## TASK BRIEF
Copy out the listing below, swapping "Longitude" for "Lon" wherever it occurs and leaving every other character as it is. Omit the pictures from your copy.

## DATASET CONTENT

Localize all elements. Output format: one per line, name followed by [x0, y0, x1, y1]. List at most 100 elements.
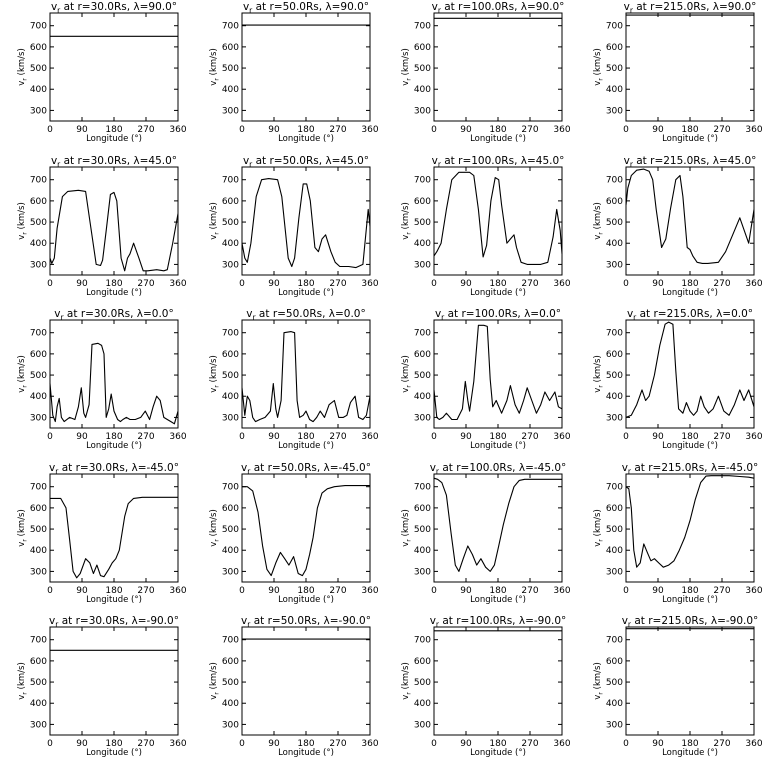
- x-tick-label: 90: [460, 279, 472, 289]
- x-tick-label: 270: [713, 279, 730, 289]
- x-axis-label: Longitude (°): [470, 748, 526, 758]
- y-tick-label: 600: [606, 504, 623, 514]
- x-tick-label: 360: [553, 739, 570, 749]
- x-tick-label: 270: [713, 586, 730, 596]
- x-tick-label: 0: [239, 432, 245, 442]
- x-tick-label: 180: [681, 279, 698, 289]
- vr-series-line: [49, 189, 179, 272]
- y-tick-label: 500: [222, 678, 239, 688]
- y-tick-label: 600: [222, 350, 239, 360]
- y-tick-label: 700: [606, 22, 623, 32]
- y-tick-label: 300: [222, 567, 239, 577]
- y-tick-label: 500: [414, 678, 431, 688]
- y-tick-label: 600: [30, 43, 47, 53]
- y-tick-label: 700: [414, 176, 431, 186]
- x-tick-label: 270: [521, 432, 538, 442]
- y-tick-label: 500: [30, 371, 47, 381]
- x-tick-label: 90: [652, 279, 664, 289]
- vr-series-line: [433, 477, 562, 572]
- subplot-r50.0-lat45.0: 0 90 180 270 360 300 400 500 600 700 vr at r=50.0R…: [209, 155, 379, 298]
- subplot-title: vr at r=30.0Rs, λ=45.0°: [51, 155, 177, 169]
- x-tick-label: 0: [623, 125, 629, 135]
- x-tick-label: 270: [329, 586, 346, 596]
- x-tick-label: 270: [137, 125, 154, 135]
- y-tick-label: 600: [414, 350, 431, 360]
- y-tick-label: 300: [30, 720, 47, 730]
- subplot-r215.0-lat0.0: 0 90 180 270 360 300 400 500 600 700 vr at r=215.0…: [593, 308, 763, 451]
- y-tick-label: 400: [222, 239, 239, 249]
- y-tick-label: 300: [414, 413, 431, 423]
- x-tick-label: 360: [745, 739, 762, 749]
- y-tick-label: 600: [414, 43, 431, 53]
- y-tick-label: 700: [30, 176, 47, 186]
- y-tick-label: 600: [30, 504, 47, 514]
- x-tick-label: 270: [329, 125, 346, 135]
- y-tick-label: 600: [606, 657, 623, 667]
- x-tick-label: 180: [681, 432, 698, 442]
- x-tick-label: 270: [137, 279, 154, 289]
- x-axis-label: Longitude (°): [278, 748, 334, 758]
- y-axis-label: vr (km/s): [593, 48, 605, 86]
- y-tick-label: 300: [222, 106, 239, 116]
- plot-frame: [625, 12, 755, 122]
- x-axis-label: Longitude (°): [662, 595, 718, 605]
- subplot-title: vr at r=100.0Rs, λ=0.0°: [435, 308, 561, 322]
- y-axis-label: vr (km/s): [17, 662, 29, 700]
- vr-series-line: [625, 168, 755, 264]
- subplot-r100.0-lat0.0: 0 90 180 270 360 300 400 500 600 700 vr at r=100.0…: [401, 308, 571, 451]
- x-tick-label: 360: [361, 279, 378, 289]
- subplot-r50.0-lat90.0: 0 90 180 270 360 300 400 500 600 700 vr at r=50.0R…: [209, 1, 379, 144]
- y-tick-label: 300: [30, 106, 47, 116]
- x-tick-label: 360: [745, 125, 762, 135]
- y-tick-label: 700: [222, 636, 239, 646]
- subplot-title: vr at r=50.0Rs, λ=0.0°: [246, 308, 365, 322]
- plot-frame: [241, 473, 371, 583]
- x-tick-label: 90: [76, 586, 88, 596]
- x-tick-label: 0: [431, 586, 437, 596]
- x-tick-label: 180: [297, 586, 314, 596]
- x-axis-label: Longitude (°): [470, 134, 526, 144]
- subplot-title: vr at r=30.0Rs, λ=-45.0°: [49, 462, 179, 476]
- y-tick-label: 500: [30, 218, 47, 228]
- plot-frame: [433, 319, 563, 429]
- y-tick-label: 500: [30, 64, 47, 74]
- plot-frame: [49, 473, 179, 583]
- subplot-title: vr at r=100.0Rs, λ=90.0°: [432, 1, 565, 15]
- y-tick-label: 600: [222, 43, 239, 53]
- x-tick-label: 0: [47, 279, 53, 289]
- y-tick-label: 300: [30, 413, 47, 423]
- x-tick-label: 360: [361, 125, 378, 135]
- y-tick-label: 600: [222, 657, 239, 667]
- y-tick-label: 600: [222, 504, 239, 514]
- x-tick-label: 360: [745, 432, 762, 442]
- x-tick-label: 0: [623, 586, 629, 596]
- y-tick-label: 700: [222, 22, 239, 32]
- y-tick-label: 400: [606, 699, 623, 709]
- x-tick-label: 0: [47, 586, 53, 596]
- y-axis-label: vr (km/s): [593, 662, 605, 700]
- y-tick-label: 700: [414, 22, 431, 32]
- y-tick-label: 300: [414, 567, 431, 577]
- x-tick-label: 180: [681, 586, 698, 596]
- y-axis-label: vr (km/s): [401, 662, 413, 700]
- plot-frame: [625, 166, 755, 276]
- x-tick-label: 0: [47, 739, 53, 749]
- y-axis-label: vr (km/s): [209, 202, 221, 240]
- y-tick-label: 500: [222, 218, 239, 228]
- vr-series-line: [625, 321, 755, 418]
- x-axis-label: Longitude (°): [86, 595, 142, 605]
- y-tick-label: 400: [30, 699, 47, 709]
- x-tick-label: 360: [553, 432, 570, 442]
- x-tick-label: 180: [489, 739, 506, 749]
- y-tick-label: 300: [222, 720, 239, 730]
- y-axis-label: vr (km/s): [401, 202, 413, 240]
- plot-frame: [625, 473, 755, 583]
- x-tick-label: 90: [268, 125, 280, 135]
- x-tick-label: 0: [431, 125, 437, 135]
- x-tick-label: 180: [297, 432, 314, 442]
- plot-frame: [433, 166, 563, 276]
- y-tick-label: 500: [222, 371, 239, 381]
- x-tick-label: 180: [489, 125, 506, 135]
- x-tick-label: 0: [431, 432, 437, 442]
- y-tick-label: 600: [414, 657, 431, 667]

## SOLUTION
Localize all elements. Output format: one per line, name followed by [x0, y0, x1, y1]. List at most 100 elements.
- x-tick-label: 90: [460, 279, 472, 289]
- x-tick-label: 270: [713, 279, 730, 289]
- x-axis-label: Lon (°): [470, 748, 526, 758]
- y-tick-label: 600: [606, 504, 623, 514]
- x-tick-label: 360: [553, 739, 570, 749]
- x-tick-label: 270: [713, 586, 730, 596]
- x-tick-label: 0: [239, 432, 245, 442]
- x-tick-label: 180: [681, 279, 698, 289]
- vr-series-line: [49, 189, 179, 272]
- y-tick-label: 500: [222, 678, 239, 688]
- y-tick-label: 600: [222, 350, 239, 360]
- y-tick-label: 700: [606, 22, 623, 32]
- y-tick-label: 300: [222, 567, 239, 577]
- y-tick-label: 500: [414, 678, 431, 688]
- y-tick-label: 600: [30, 43, 47, 53]
- y-tick-label: 700: [414, 176, 431, 186]
- x-tick-label: 270: [521, 432, 538, 442]
- y-tick-label: 500: [30, 371, 47, 381]
- x-tick-label: 90: [652, 279, 664, 289]
- vr-series-line: [433, 477, 562, 572]
- subplot-r50.0-lat45.0: 0 90 180 270 360 300 400 500 600 700 vr at r=50.0R…: [209, 155, 379, 298]
- subplot-title: vr at r=30.0Rs, λ=45.0°: [51, 155, 177, 169]
- x-tick-label: 0: [623, 125, 629, 135]
- x-tick-label: 270: [329, 586, 346, 596]
- x-tick-label: 270: [137, 125, 154, 135]
- y-tick-label: 600: [414, 350, 431, 360]
- y-tick-label: 300: [30, 720, 47, 730]
- subplot-r215.0-lat0.0: 0 90 180 270 360 300 400 500 600 700 vr at r=215.0…: [593, 308, 763, 451]
- y-tick-label: 400: [222, 239, 239, 249]
- y-tick-label: 300: [414, 413, 431, 423]
- x-tick-label: 360: [745, 739, 762, 749]
- y-tick-label: 600: [414, 43, 431, 53]
- y-tick-label: 700: [30, 176, 47, 186]
- y-tick-label: 600: [30, 504, 47, 514]
- x-tick-label: 270: [329, 125, 346, 135]
- y-tick-label: 600: [606, 657, 623, 667]
- x-tick-label: 180: [681, 432, 698, 442]
- x-tick-label: 270: [137, 279, 154, 289]
- x-axis-label: Lon (°): [278, 748, 334, 758]
- y-axis-label: vr (km/s): [593, 48, 605, 86]
- y-tick-label: 300: [222, 106, 239, 116]
- plot-frame: [625, 12, 755, 122]
- x-axis-label: Lon (°): [662, 595, 718, 605]
- subplot-title: vr at r=100.0Rs, λ=0.0°: [435, 308, 561, 322]
- y-axis-label: vr (km/s): [17, 662, 29, 700]
- vr-series-line: [625, 168, 755, 264]
- subplot-r100.0-lat0.0: 0 90 180 270 360 300 400 500 600 700 vr at r=100.0…: [401, 308, 571, 451]
- x-tick-label: 360: [361, 279, 378, 289]
- subplot-r50.0-lat90.0: 0 90 180 270 360 300 400 500 600 700 vr at r=50.0R…: [209, 1, 379, 144]
- y-tick-label: 300: [30, 106, 47, 116]
- x-tick-label: 360: [745, 125, 762, 135]
- y-tick-label: 700: [222, 636, 239, 646]
- subplot-title: vr at r=50.0Rs, λ=0.0°: [246, 308, 365, 322]
- plot-frame: [241, 473, 371, 583]
- x-tick-label: 90: [76, 586, 88, 596]
- x-tick-label: 0: [431, 586, 437, 596]
- x-tick-label: 180: [297, 586, 314, 596]
- x-axis-label: Lon (°): [470, 134, 526, 144]
- subplot-title: vr at r=30.0Rs, λ=-45.0°: [49, 462, 179, 476]
- y-tick-label: 500: [30, 218, 47, 228]
- plot-frame: [433, 319, 563, 429]
- y-tick-label: 500: [30, 64, 47, 74]
- plot-frame: [49, 473, 179, 583]
- subplot-title: vr at r=100.0Rs, λ=90.0°: [432, 1, 565, 15]
- y-tick-label: 600: [222, 43, 239, 53]
- x-tick-label: 0: [47, 279, 53, 289]
- y-tick-label: 300: [30, 413, 47, 423]
- x-tick-label: 360: [361, 125, 378, 135]
- y-tick-label: 600: [222, 657, 239, 667]
- y-tick-label: 600: [222, 504, 239, 514]
- x-tick-label: 360: [745, 432, 762, 442]
- x-tick-label: 0: [623, 586, 629, 596]
- y-tick-label: 700: [222, 22, 239, 32]
- y-tick-label: 400: [606, 699, 623, 709]
- x-tick-label: 0: [47, 586, 53, 596]
- y-axis-label: vr (km/s): [593, 662, 605, 700]
- y-tick-label: 700: [414, 22, 431, 32]
- y-tick-label: 300: [414, 567, 431, 577]
- x-tick-label: 180: [681, 586, 698, 596]
- y-axis-label: vr (km/s): [401, 662, 413, 700]
- plot-frame: [625, 166, 755, 276]
- x-tick-label: 0: [47, 739, 53, 749]
- y-axis-label: vr (km/s): [209, 202, 221, 240]
- y-tick-label: 500: [222, 218, 239, 228]
- vr-series-line: [625, 321, 755, 418]
- x-axis-label: Lon (°): [86, 595, 142, 605]
- y-tick-label: 400: [30, 699, 47, 709]
- x-tick-label: 360: [553, 432, 570, 442]
- x-tick-label: 180: [489, 739, 506, 749]
- y-tick-label: 300: [222, 720, 239, 730]
- y-axis-label: vr (km/s): [401, 202, 413, 240]
- plot-frame: [625, 473, 755, 583]
- x-tick-label: 90: [268, 125, 280, 135]
- x-tick-label: 0: [431, 125, 437, 135]
- x-tick-label: 180: [297, 432, 314, 442]
- plot-frame: [433, 166, 563, 276]
- y-tick-label: 500: [222, 371, 239, 381]
- x-tick-label: 180: [489, 125, 506, 135]
- x-tick-label: 0: [431, 432, 437, 442]
- y-tick-label: 600: [414, 657, 431, 667]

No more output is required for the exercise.